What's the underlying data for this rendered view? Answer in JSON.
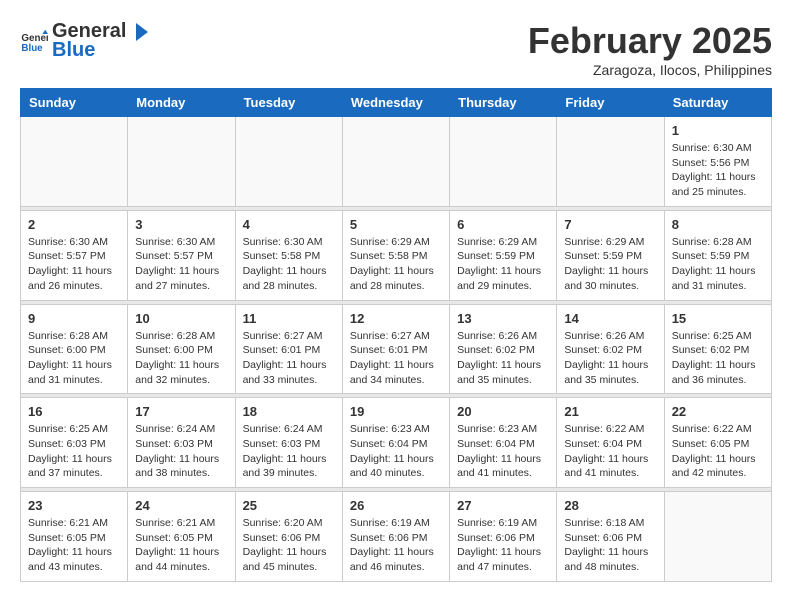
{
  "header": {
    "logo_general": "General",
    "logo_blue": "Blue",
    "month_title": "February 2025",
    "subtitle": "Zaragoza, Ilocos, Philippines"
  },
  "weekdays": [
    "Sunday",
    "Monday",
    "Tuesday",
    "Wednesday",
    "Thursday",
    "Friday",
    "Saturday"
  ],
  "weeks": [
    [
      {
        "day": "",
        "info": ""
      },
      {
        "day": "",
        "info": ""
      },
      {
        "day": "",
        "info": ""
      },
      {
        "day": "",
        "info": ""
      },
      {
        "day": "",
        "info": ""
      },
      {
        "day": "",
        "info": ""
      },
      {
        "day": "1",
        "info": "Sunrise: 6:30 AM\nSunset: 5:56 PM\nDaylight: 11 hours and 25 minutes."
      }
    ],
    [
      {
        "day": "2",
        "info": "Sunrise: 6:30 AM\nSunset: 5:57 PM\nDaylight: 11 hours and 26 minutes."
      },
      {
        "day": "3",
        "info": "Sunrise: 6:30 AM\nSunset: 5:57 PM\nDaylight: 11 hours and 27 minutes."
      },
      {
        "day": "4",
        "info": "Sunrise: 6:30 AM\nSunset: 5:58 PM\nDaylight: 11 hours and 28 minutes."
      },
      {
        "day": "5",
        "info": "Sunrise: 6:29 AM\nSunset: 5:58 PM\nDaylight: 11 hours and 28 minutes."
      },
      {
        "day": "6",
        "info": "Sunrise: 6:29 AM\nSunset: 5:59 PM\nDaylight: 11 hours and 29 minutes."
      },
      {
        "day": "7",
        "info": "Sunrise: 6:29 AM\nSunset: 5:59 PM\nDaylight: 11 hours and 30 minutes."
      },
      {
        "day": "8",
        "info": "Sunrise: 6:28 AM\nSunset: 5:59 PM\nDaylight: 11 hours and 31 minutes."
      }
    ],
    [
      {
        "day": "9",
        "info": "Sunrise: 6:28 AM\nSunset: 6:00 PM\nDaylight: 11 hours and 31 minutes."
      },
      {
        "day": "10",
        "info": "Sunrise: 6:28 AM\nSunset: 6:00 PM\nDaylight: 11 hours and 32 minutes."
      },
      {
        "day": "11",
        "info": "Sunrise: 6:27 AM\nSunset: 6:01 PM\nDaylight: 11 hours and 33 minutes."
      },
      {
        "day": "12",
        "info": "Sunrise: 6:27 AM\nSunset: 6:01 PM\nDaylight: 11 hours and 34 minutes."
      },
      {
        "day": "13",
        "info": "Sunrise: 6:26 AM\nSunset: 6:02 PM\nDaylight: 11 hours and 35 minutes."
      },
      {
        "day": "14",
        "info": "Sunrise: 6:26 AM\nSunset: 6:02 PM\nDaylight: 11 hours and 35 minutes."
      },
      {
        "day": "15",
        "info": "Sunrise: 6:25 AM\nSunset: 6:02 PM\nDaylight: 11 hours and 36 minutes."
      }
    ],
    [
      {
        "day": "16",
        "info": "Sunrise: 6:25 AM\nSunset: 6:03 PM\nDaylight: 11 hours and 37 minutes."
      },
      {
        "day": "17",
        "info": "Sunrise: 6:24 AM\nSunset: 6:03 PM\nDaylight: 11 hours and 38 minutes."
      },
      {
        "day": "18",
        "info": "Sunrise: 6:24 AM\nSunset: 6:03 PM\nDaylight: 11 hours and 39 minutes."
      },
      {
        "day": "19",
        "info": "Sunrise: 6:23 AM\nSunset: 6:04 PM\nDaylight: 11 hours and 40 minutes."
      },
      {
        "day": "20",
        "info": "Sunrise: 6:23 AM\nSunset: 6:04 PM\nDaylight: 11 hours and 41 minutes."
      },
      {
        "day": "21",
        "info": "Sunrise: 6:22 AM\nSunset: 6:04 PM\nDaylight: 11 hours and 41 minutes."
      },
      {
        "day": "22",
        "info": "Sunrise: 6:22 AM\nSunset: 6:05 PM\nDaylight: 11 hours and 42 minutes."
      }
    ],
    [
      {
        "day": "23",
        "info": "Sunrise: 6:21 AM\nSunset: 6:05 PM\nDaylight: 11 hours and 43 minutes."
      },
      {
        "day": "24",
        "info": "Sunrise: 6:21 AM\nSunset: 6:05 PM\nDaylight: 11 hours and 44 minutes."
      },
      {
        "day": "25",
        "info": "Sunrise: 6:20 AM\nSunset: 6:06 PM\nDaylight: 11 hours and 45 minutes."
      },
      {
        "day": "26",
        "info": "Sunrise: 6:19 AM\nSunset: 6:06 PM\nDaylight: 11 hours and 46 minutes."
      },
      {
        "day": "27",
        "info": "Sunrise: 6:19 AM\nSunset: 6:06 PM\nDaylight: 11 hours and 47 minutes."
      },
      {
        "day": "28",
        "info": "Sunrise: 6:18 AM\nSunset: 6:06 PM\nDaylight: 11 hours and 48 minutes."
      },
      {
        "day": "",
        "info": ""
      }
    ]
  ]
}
..............................
What to produce:
Give an exact reproduction of every line, leaving out any picture.

Solution to the problem:
What's the underlying data for this rendered view? Answer in JSON.
{
  "header": {
    "logo_general": "General",
    "logo_blue": "Blue",
    "month_title": "February 2025",
    "subtitle": "Zaragoza, Ilocos, Philippines"
  },
  "weekdays": [
    "Sunday",
    "Monday",
    "Tuesday",
    "Wednesday",
    "Thursday",
    "Friday",
    "Saturday"
  ],
  "weeks": [
    [
      {
        "day": "",
        "info": ""
      },
      {
        "day": "",
        "info": ""
      },
      {
        "day": "",
        "info": ""
      },
      {
        "day": "",
        "info": ""
      },
      {
        "day": "",
        "info": ""
      },
      {
        "day": "",
        "info": ""
      },
      {
        "day": "1",
        "info": "Sunrise: 6:30 AM\nSunset: 5:56 PM\nDaylight: 11 hours and 25 minutes."
      }
    ],
    [
      {
        "day": "2",
        "info": "Sunrise: 6:30 AM\nSunset: 5:57 PM\nDaylight: 11 hours and 26 minutes."
      },
      {
        "day": "3",
        "info": "Sunrise: 6:30 AM\nSunset: 5:57 PM\nDaylight: 11 hours and 27 minutes."
      },
      {
        "day": "4",
        "info": "Sunrise: 6:30 AM\nSunset: 5:58 PM\nDaylight: 11 hours and 28 minutes."
      },
      {
        "day": "5",
        "info": "Sunrise: 6:29 AM\nSunset: 5:58 PM\nDaylight: 11 hours and 28 minutes."
      },
      {
        "day": "6",
        "info": "Sunrise: 6:29 AM\nSunset: 5:59 PM\nDaylight: 11 hours and 29 minutes."
      },
      {
        "day": "7",
        "info": "Sunrise: 6:29 AM\nSunset: 5:59 PM\nDaylight: 11 hours and 30 minutes."
      },
      {
        "day": "8",
        "info": "Sunrise: 6:28 AM\nSunset: 5:59 PM\nDaylight: 11 hours and 31 minutes."
      }
    ],
    [
      {
        "day": "9",
        "info": "Sunrise: 6:28 AM\nSunset: 6:00 PM\nDaylight: 11 hours and 31 minutes."
      },
      {
        "day": "10",
        "info": "Sunrise: 6:28 AM\nSunset: 6:00 PM\nDaylight: 11 hours and 32 minutes."
      },
      {
        "day": "11",
        "info": "Sunrise: 6:27 AM\nSunset: 6:01 PM\nDaylight: 11 hours and 33 minutes."
      },
      {
        "day": "12",
        "info": "Sunrise: 6:27 AM\nSunset: 6:01 PM\nDaylight: 11 hours and 34 minutes."
      },
      {
        "day": "13",
        "info": "Sunrise: 6:26 AM\nSunset: 6:02 PM\nDaylight: 11 hours and 35 minutes."
      },
      {
        "day": "14",
        "info": "Sunrise: 6:26 AM\nSunset: 6:02 PM\nDaylight: 11 hours and 35 minutes."
      },
      {
        "day": "15",
        "info": "Sunrise: 6:25 AM\nSunset: 6:02 PM\nDaylight: 11 hours and 36 minutes."
      }
    ],
    [
      {
        "day": "16",
        "info": "Sunrise: 6:25 AM\nSunset: 6:03 PM\nDaylight: 11 hours and 37 minutes."
      },
      {
        "day": "17",
        "info": "Sunrise: 6:24 AM\nSunset: 6:03 PM\nDaylight: 11 hours and 38 minutes."
      },
      {
        "day": "18",
        "info": "Sunrise: 6:24 AM\nSunset: 6:03 PM\nDaylight: 11 hours and 39 minutes."
      },
      {
        "day": "19",
        "info": "Sunrise: 6:23 AM\nSunset: 6:04 PM\nDaylight: 11 hours and 40 minutes."
      },
      {
        "day": "20",
        "info": "Sunrise: 6:23 AM\nSunset: 6:04 PM\nDaylight: 11 hours and 41 minutes."
      },
      {
        "day": "21",
        "info": "Sunrise: 6:22 AM\nSunset: 6:04 PM\nDaylight: 11 hours and 41 minutes."
      },
      {
        "day": "22",
        "info": "Sunrise: 6:22 AM\nSunset: 6:05 PM\nDaylight: 11 hours and 42 minutes."
      }
    ],
    [
      {
        "day": "23",
        "info": "Sunrise: 6:21 AM\nSunset: 6:05 PM\nDaylight: 11 hours and 43 minutes."
      },
      {
        "day": "24",
        "info": "Sunrise: 6:21 AM\nSunset: 6:05 PM\nDaylight: 11 hours and 44 minutes."
      },
      {
        "day": "25",
        "info": "Sunrise: 6:20 AM\nSunset: 6:06 PM\nDaylight: 11 hours and 45 minutes."
      },
      {
        "day": "26",
        "info": "Sunrise: 6:19 AM\nSunset: 6:06 PM\nDaylight: 11 hours and 46 minutes."
      },
      {
        "day": "27",
        "info": "Sunrise: 6:19 AM\nSunset: 6:06 PM\nDaylight: 11 hours and 47 minutes."
      },
      {
        "day": "28",
        "info": "Sunrise: 6:18 AM\nSunset: 6:06 PM\nDaylight: 11 hours and 48 minutes."
      },
      {
        "day": "",
        "info": ""
      }
    ]
  ]
}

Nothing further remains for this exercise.